Your task - How many of the lines that follow contain the word "name"? Give only the number.

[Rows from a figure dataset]
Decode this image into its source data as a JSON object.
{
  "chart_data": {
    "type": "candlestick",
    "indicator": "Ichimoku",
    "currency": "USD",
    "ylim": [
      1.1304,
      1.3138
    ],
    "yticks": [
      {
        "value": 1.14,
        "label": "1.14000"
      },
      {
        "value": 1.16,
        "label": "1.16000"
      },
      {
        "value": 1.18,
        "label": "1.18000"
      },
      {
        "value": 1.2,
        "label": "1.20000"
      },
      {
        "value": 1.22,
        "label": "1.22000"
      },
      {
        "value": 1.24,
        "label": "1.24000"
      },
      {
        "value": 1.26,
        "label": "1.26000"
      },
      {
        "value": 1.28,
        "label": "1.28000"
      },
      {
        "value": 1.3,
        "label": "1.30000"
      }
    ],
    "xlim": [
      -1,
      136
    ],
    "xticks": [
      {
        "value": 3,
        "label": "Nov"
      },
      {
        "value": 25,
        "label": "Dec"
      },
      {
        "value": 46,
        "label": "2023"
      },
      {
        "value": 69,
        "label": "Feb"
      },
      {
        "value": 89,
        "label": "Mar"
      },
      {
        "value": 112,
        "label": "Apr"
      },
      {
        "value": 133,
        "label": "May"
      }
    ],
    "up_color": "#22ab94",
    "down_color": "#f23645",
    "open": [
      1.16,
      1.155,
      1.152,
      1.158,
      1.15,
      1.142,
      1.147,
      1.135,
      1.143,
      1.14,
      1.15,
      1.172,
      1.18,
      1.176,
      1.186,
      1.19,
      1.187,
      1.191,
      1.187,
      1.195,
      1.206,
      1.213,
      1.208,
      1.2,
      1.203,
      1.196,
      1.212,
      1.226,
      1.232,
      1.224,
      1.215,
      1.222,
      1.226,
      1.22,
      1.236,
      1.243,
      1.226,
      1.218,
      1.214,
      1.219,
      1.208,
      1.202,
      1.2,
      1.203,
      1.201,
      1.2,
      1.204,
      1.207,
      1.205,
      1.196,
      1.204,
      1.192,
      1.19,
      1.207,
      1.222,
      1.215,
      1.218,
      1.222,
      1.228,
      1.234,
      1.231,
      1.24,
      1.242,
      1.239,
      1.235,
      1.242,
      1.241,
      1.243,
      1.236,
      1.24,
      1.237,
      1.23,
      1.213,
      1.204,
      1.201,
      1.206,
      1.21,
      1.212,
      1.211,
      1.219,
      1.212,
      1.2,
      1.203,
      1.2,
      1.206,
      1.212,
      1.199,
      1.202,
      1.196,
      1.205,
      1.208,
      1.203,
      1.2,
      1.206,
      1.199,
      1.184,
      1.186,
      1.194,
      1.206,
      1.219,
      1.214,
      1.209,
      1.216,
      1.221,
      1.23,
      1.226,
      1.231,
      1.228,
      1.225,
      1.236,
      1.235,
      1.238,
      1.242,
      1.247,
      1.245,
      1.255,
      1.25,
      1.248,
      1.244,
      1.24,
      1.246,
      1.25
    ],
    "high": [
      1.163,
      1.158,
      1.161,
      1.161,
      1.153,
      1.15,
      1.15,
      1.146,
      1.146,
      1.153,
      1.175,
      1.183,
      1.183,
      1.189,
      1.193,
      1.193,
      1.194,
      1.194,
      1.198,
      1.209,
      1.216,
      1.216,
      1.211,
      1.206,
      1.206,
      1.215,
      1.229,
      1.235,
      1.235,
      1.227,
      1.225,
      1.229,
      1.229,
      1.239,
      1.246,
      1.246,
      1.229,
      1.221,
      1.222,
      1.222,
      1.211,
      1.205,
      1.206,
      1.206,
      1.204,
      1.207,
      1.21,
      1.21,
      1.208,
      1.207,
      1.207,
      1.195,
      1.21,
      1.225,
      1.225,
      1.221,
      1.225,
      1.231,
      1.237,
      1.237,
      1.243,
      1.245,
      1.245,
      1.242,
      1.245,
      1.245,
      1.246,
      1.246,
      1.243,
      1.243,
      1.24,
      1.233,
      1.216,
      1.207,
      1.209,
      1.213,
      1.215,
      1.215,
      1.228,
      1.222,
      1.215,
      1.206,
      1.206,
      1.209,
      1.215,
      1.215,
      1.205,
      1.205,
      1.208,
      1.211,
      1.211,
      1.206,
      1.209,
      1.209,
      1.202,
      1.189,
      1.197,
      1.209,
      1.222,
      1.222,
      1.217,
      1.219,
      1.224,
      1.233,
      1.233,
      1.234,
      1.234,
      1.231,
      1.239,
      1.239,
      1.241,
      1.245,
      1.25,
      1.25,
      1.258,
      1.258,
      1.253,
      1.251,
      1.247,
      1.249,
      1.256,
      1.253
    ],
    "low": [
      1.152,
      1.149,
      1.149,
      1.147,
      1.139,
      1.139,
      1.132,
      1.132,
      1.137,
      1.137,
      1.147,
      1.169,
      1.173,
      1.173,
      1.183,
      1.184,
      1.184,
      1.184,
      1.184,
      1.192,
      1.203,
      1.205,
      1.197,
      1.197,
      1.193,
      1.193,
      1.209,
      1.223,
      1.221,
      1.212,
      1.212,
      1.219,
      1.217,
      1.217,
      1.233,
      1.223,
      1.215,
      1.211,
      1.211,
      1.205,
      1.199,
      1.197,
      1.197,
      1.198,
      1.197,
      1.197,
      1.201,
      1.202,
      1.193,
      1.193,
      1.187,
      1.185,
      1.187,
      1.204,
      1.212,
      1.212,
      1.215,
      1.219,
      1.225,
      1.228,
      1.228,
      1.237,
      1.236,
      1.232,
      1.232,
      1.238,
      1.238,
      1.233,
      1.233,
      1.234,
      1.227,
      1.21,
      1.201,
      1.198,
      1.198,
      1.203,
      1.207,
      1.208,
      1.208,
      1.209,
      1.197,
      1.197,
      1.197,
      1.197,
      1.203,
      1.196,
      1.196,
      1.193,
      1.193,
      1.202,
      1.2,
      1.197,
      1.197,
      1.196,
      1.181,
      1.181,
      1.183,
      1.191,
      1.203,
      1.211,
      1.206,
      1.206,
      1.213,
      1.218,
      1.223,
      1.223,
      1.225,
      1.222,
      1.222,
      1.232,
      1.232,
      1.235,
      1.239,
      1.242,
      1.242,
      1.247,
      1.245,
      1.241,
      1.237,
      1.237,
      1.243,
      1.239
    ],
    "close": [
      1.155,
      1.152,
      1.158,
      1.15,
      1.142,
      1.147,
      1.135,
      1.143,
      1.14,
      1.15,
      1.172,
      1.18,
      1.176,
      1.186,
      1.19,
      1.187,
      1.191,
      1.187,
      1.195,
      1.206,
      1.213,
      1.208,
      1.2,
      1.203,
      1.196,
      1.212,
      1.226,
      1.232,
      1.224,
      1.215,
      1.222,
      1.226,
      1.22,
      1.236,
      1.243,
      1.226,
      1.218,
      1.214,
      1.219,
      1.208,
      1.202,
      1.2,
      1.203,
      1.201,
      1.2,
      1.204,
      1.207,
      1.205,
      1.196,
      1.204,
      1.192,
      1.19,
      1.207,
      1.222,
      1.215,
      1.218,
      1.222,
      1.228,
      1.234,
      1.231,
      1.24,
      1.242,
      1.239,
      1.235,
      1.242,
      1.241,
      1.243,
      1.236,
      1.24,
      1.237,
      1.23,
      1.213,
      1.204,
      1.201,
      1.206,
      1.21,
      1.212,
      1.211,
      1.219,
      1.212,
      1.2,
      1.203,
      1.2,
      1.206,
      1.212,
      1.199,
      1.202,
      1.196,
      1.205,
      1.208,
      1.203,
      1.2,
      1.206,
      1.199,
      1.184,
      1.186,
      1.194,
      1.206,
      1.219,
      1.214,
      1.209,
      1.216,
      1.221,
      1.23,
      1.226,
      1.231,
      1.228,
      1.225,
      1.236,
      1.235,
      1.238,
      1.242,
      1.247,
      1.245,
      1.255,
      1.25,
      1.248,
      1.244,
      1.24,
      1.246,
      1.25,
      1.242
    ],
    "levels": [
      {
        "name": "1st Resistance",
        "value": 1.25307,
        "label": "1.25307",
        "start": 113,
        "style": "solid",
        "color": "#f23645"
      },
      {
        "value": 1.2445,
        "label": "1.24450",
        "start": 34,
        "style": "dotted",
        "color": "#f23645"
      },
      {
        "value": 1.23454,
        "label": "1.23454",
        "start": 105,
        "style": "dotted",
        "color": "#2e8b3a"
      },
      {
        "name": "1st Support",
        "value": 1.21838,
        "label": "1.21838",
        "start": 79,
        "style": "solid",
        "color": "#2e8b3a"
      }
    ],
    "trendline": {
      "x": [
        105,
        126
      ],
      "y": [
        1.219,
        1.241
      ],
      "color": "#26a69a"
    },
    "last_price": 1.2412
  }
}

Output for this task - 2